--- Start of Data for the task ---
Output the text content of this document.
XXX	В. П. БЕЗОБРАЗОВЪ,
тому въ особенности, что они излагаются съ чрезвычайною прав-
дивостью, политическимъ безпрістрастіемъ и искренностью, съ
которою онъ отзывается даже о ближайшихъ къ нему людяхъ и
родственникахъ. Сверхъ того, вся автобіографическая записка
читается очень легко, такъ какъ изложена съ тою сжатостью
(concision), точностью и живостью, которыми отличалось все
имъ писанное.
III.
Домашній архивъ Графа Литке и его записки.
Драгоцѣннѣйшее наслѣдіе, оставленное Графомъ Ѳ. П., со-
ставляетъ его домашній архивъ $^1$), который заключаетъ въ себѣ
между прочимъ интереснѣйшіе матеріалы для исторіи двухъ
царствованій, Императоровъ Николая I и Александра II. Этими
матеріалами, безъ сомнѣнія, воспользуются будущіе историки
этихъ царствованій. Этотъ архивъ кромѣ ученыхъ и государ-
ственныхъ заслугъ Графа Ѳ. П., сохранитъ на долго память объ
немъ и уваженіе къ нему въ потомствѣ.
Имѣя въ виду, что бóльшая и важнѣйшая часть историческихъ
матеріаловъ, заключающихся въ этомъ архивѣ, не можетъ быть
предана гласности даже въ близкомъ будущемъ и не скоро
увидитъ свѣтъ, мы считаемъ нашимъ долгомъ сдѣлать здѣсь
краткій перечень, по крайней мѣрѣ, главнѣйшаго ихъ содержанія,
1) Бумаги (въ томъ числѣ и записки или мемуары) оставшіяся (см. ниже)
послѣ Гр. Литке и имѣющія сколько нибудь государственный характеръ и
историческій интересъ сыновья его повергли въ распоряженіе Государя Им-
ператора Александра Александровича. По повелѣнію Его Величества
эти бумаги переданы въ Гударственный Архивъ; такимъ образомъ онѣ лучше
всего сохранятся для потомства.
--- End of Data for the task ---
> Request: Retype the material in full, character for character.

> Reply to the exercise:
Output the text content of this document.
XXX	В. П. БЕЗОБРАЗОВЪ,
тому въ особенности, что они излагаются съ чрезвычайною прав-
дивостью, политическимъ безпрістрастіемъ и искренностью, съ
которою онъ отзывается даже о ближайшихъ къ нему людяхъ и
родственникахъ. Сверхъ того, вся автобіографическая записка
читается очень легко, такъ какъ изложена съ тою сжатостью
(concision), точностью и живостью, которыми отличалось все
имъ писанное.
III.
Домашній архивъ Графа Литке и его записки.
Драгоцѣннѣйшее наслѣдіе, оставленное Графомъ Ѳ. П., со-
ставляетъ его домашній архивъ $^1$), который заключаетъ въ себѣ
между прочимъ интереснѣйшіе матеріалы для исторіи двухъ
царствованій, Императоровъ Николая I и Александра II. Этими
матеріалами, безъ сомнѣнія, воспользуются будущіе историки
этихъ царствованій. Этотъ архивъ кромѣ ученыхъ и государ-
ственныхъ заслугъ Графа Ѳ. П., сохранитъ на долго память объ
немъ и уваженіе къ нему въ потомствѣ.
Имѣя въ виду, что бóльшая и важнѣйшая часть историческихъ
матеріаловъ, заключающихся въ этомъ архивѣ, не можетъ быть
предана гласности даже въ близкомъ будущемъ и не скоро
увидитъ свѣтъ, мы считаемъ нашимъ долгомъ сдѣлать здѣсь
краткій перечень, по крайней мѣрѣ, главнѣйшаго ихъ содержанія,
1) Бумаги (въ томъ числѣ и записки или мемуары) оставшіяся (см. ниже)
послѣ Гр. Литке и имѣющія сколько нибудь государственный характеръ и
историческій интересъ сыновья его повергли въ распоряженіе Государя Им-
ператора Александра Александровича. По повелѣнію Его Величества
эти бумаги переданы въ Гударственный Архивъ; такимъ образомъ онѣ лучше
всего сохранятся для потомства.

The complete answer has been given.